§ Records provided:
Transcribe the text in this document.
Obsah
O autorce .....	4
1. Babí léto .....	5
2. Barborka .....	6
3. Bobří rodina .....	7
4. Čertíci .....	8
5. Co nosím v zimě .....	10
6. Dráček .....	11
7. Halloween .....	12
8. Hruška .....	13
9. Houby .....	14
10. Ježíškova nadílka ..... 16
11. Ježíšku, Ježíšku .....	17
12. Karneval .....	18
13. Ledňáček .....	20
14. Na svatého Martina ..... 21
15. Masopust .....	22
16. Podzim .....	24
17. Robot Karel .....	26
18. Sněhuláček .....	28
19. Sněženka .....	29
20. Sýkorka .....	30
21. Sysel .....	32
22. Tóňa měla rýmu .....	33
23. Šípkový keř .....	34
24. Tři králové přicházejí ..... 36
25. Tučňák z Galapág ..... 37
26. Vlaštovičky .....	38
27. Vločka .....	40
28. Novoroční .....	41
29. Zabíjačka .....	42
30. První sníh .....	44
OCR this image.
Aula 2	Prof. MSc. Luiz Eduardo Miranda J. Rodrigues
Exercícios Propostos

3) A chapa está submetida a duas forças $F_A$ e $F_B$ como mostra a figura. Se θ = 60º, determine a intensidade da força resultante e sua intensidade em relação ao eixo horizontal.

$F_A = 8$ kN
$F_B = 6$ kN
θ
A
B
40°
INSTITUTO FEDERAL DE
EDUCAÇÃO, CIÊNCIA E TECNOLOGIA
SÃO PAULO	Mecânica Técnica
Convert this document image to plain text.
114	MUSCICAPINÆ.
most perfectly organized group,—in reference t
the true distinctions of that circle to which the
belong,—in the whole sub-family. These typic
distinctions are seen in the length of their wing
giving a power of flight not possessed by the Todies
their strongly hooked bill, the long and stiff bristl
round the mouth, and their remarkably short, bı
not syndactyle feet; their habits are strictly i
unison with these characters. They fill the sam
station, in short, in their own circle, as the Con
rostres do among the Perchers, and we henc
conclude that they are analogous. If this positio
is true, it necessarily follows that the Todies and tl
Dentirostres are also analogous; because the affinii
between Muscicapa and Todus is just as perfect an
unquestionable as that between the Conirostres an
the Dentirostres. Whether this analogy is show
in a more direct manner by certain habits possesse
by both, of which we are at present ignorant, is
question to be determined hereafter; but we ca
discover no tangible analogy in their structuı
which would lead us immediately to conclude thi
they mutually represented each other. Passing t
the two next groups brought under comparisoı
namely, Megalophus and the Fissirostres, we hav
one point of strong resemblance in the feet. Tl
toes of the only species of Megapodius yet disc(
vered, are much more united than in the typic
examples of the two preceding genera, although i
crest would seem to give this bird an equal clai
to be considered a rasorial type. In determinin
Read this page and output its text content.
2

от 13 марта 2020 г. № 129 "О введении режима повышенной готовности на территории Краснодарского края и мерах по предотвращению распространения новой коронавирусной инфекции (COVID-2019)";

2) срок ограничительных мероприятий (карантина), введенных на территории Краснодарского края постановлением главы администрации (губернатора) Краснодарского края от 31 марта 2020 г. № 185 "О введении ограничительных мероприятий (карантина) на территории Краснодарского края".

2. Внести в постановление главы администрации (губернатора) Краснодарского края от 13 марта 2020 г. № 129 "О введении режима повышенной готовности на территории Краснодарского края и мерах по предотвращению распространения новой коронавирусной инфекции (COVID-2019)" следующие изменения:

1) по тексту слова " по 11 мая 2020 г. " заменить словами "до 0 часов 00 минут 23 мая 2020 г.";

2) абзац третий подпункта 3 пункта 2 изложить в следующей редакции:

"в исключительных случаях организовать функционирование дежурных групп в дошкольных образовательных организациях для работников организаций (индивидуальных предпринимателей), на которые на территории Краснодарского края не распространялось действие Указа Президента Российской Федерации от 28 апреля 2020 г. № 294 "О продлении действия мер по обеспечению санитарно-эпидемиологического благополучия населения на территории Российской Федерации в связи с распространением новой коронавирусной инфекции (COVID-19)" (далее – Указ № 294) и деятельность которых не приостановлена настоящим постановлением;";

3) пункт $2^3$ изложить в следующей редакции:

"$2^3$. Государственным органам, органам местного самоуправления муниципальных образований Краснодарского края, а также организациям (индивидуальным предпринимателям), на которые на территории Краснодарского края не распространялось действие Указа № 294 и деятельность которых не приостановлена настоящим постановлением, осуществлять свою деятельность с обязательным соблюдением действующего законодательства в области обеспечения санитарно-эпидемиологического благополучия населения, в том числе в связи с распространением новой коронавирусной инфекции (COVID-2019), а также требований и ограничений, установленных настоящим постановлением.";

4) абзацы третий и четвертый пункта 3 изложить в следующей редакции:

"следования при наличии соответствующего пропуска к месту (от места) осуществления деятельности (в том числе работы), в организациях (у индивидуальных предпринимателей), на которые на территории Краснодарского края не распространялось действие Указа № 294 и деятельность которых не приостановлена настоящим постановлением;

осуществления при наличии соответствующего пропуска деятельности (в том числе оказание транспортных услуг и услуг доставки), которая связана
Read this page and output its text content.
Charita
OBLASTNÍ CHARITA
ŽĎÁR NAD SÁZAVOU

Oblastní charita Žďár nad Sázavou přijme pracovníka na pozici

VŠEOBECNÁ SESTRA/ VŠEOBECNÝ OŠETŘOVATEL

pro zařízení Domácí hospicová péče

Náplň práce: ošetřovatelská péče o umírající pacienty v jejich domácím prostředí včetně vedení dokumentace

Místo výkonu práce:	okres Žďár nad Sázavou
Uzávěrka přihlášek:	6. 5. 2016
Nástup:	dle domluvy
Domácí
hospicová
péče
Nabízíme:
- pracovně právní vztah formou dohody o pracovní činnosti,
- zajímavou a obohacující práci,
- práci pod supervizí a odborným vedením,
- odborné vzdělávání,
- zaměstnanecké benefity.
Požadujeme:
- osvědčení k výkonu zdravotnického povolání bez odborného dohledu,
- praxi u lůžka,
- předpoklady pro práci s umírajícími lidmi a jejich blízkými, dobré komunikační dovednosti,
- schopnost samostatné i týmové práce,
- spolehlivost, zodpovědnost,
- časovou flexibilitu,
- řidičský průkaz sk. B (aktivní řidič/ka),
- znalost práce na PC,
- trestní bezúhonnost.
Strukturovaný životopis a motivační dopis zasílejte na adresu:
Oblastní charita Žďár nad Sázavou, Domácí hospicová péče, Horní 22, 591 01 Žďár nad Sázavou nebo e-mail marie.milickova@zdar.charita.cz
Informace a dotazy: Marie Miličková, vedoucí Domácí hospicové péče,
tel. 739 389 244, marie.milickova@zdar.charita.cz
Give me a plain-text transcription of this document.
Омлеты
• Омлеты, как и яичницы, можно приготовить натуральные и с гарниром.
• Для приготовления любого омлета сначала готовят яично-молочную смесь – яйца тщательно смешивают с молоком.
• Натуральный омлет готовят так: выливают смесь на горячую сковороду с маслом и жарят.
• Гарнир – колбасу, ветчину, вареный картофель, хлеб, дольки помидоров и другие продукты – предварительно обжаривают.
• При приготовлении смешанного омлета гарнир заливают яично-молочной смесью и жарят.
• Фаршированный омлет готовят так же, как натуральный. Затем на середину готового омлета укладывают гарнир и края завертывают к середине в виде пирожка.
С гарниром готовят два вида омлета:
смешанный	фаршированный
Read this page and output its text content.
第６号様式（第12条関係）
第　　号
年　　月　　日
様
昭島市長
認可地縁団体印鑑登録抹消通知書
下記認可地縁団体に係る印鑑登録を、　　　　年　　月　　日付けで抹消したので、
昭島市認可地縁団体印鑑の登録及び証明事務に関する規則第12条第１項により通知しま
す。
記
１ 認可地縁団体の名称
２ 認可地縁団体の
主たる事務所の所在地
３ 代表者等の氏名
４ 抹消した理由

§ Aim of the task: Copy all of the data exactly.

§ Response:
Transcribe the text in this document.
Obsah
O autorce .....	4
1. Babí léto .....	5
2. Barborka .....	6
3. Bobří rodina .....	7
4. Čertíci .....	8
5. Co nosím v zimě .....	10
6. Dráček .....	11
7. Halloween .....	12
8. Hruška .....	13
9. Houby .....	14
10. Ježíškova nadílka ..... 16
11. Ježíšku, Ježíšku .....	17
12. Karneval .....	18
13. Ledňáček .....	20
14. Na svatého Martina ..... 21
15. Masopust .....	22
16. Podzim .....	24
17. Robot Karel .....	26
18. Sněhuláček .....	28
19. Sněženka .....	29
20. Sýkorka .....	30
21. Sysel .....	32
22. Tóňa měla rýmu .....	33
23. Šípkový keř .....	34
24. Tři králové přicházejí ..... 36
25. Tučňák z Galapág ..... 37
26. Vlaštovičky .....	38
27. Vločka .....	40
28. Novoroční .....	41
29. Zabíjačka .....	42
30. První sníh .....	44
OCR this image.
Aula 2	Prof. MSc. Luiz Eduardo Miranda J. Rodrigues
Exercícios Propostos

3) A chapa está submetida a duas forças $F_A$ e $F_B$ como mostra a figura. Se θ = 60º, determine a intensidade da força resultante e sua intensidade em relação ao eixo horizontal.

$F_A = 8$ kN
$F_B = 6$ kN
θ
A
B
40°
INSTITUTO FEDERAL DE
EDUCAÇÃO, CIÊNCIA E TECNOLOGIA
SÃO PAULO	Mecânica Técnica
Convert this document image to plain text.
114	MUSCICAPINÆ.
most perfectly organized group,—in reference t
the true distinctions of that circle to which the
belong,—in the whole sub-family. These typic
distinctions are seen in the length of their wing
giving a power of flight not possessed by the Todies
their strongly hooked bill, the long and stiff bristl
round the mouth, and their remarkably short, bı
not syndactyle feet; their habits are strictly i
unison with these characters. They fill the sam
station, in short, in their own circle, as the Con
rostres do among the Perchers, and we henc
conclude that they are analogous. If this positio
is true, it necessarily follows that the Todies and tl
Dentirostres are also analogous; because the affinii
between Muscicapa and Todus is just as perfect an
unquestionable as that between the Conirostres an
the Dentirostres. Whether this analogy is show
in a more direct manner by certain habits possesse
by both, of which we are at present ignorant, is
question to be determined hereafter; but we ca
discover no tangible analogy in their structuı
which would lead us immediately to conclude thi
they mutually represented each other. Passing t
the two next groups brought under comparisoı
namely, Megalophus and the Fissirostres, we hav
one point of strong resemblance in the feet. Tl
toes of the only species of Megapodius yet disc(
vered, are much more united than in the typic
examples of the two preceding genera, although i
crest would seem to give this bird an equal clai
to be considered a rasorial type. In determinin
Read this page and output its text content.
2

от 13 марта 2020 г. № 129 "О введении режима повышенной готовности на территории Краснодарского края и мерах по предотвращению распространения новой коронавирусной инфекции (COVID-2019)";

2) срок ограничительных мероприятий (карантина), введенных на территории Краснодарского края постановлением главы администрации (губернатора) Краснодарского края от 31 марта 2020 г. № 185 "О введении ограничительных мероприятий (карантина) на территории Краснодарского края".

2. Внести в постановление главы администрации (губернатора) Краснодарского края от 13 марта 2020 г. № 129 "О введении режима повышенной готовности на территории Краснодарского края и мерах по предотвращению распространения новой коронавирусной инфекции (COVID-2019)" следующие изменения:

1) по тексту слова " по 11 мая 2020 г. " заменить словами "до 0 часов 00 минут 23 мая 2020 г.";

2) абзац третий подпункта 3 пункта 2 изложить в следующей редакции:

"в исключительных случаях организовать функционирование дежурных групп в дошкольных образовательных организациях для работников организаций (индивидуальных предпринимателей), на которые на территории Краснодарского края не распространялось действие Указа Президента Российской Федерации от 28 апреля 2020 г. № 294 "О продлении действия мер по обеспечению санитарно-эпидемиологического благополучия населения на территории Российской Федерации в связи с распространением новой коронавирусной инфекции (COVID-19)" (далее – Указ № 294) и деятельность которых не приостановлена настоящим постановлением;";

3) пункт $2^3$ изложить в следующей редакции:

"$2^3$. Государственным органам, органам местного самоуправления муниципальных образований Краснодарского края, а также организациям (индивидуальным предпринимателям), на которые на территории Краснодарского края не распространялось действие Указа № 294 и деятельность которых не приостановлена настоящим постановлением, осуществлять свою деятельность с обязательным соблюдением действующего законодательства в области обеспечения санитарно-эпидемиологического благополучия населения, в том числе в связи с распространением новой коронавирусной инфекции (COVID-2019), а также требований и ограничений, установленных настоящим постановлением.";

4) абзацы третий и четвертый пункта 3 изложить в следующей редакции:

"следования при наличии соответствующего пропуска к месту (от места) осуществления деятельности (в том числе работы), в организациях (у индивидуальных предпринимателей), на которые на территории Краснодарского края не распространялось действие Указа № 294 и деятельность которых не приостановлена настоящим постановлением;

осуществления при наличии соответствующего пропуска деятельности (в том числе оказание транспортных услуг и услуг доставки), которая связана
Read this page and output its text content.
Charita
OBLASTNÍ CHARITA
ŽĎÁR NAD SÁZAVOU

Oblastní charita Žďár nad Sázavou přijme pracovníka na pozici

VŠEOBECNÁ SESTRA/ VŠEOBECNÝ OŠETŘOVATEL

pro zařízení Domácí hospicová péče

Náplň práce: ošetřovatelská péče o umírající pacienty v jejich domácím prostředí včetně vedení dokumentace

Místo výkonu práce:	okres Žďár nad Sázavou
Uzávěrka přihlášek:	6. 5. 2016
Nástup:	dle domluvy
Domácí
hospicová
péče
Nabízíme:
- pracovně právní vztah formou dohody o pracovní činnosti,
- zajímavou a obohacující práci,
- práci pod supervizí a odborným vedením,
- odborné vzdělávání,
- zaměstnanecké benefity.
Požadujeme:
- osvědčení k výkonu zdravotnického povolání bez odborného dohledu,
- praxi u lůžka,
- předpoklady pro práci s umírajícími lidmi a jejich blízkými, dobré komunikační dovednosti,
- schopnost samostatné i týmové práce,
- spolehlivost, zodpovědnost,
- časovou flexibilitu,
- řidičský průkaz sk. B (aktivní řidič/ka),
- znalost práce na PC,
- trestní bezúhonnost.
Strukturovaný životopis a motivační dopis zasílejte na adresu:
Oblastní charita Žďár nad Sázavou, Domácí hospicová péče, Horní 22, 591 01 Žďár nad Sázavou nebo e-mail marie.milickova@zdar.charita.cz
Informace a dotazy: Marie Miličková, vedoucí Domácí hospicové péče,
tel. 739 389 244, marie.milickova@zdar.charita.cz
Give me a plain-text transcription of this document.
Омлеты
• Омлеты, как и яичницы, можно приготовить натуральные и с гарниром.
• Для приготовления любого омлета сначала готовят яично-молочную смесь – яйца тщательно смешивают с молоком.
• Натуральный омлет готовят так: выливают смесь на горячую сковороду с маслом и жарят.
• Гарнир – колбасу, ветчину, вареный картофель, хлеб, дольки помидоров и другие продукты – предварительно обжаривают.
• При приготовлении смешанного омлета гарнир заливают яично-молочной смесью и жарят.
• Фаршированный омлет готовят так же, как натуральный. Затем на середину готового омлета укладывают гарнир и края завертывают к середине в виде пирожка.
С гарниром готовят два вида омлета:
смешанный	фаршированный
Read this page and output its text content.
第６号様式（第12条関係）
第　　号
年　　月　　日
様
昭島市長
認可地縁団体印鑑登録抹消通知書
下記認可地縁団体に係る印鑑登録を、　　　　年　　月　　日付けで抹消したので、
昭島市認可地縁団体印鑑の登録及び証明事務に関する規則第12条第１項により通知しま
す。
記
１ 認可地縁団体の名称
２ 認可地縁団体の
主たる事務所の所在地
３ 代表者等の氏名
４ 抹消した理由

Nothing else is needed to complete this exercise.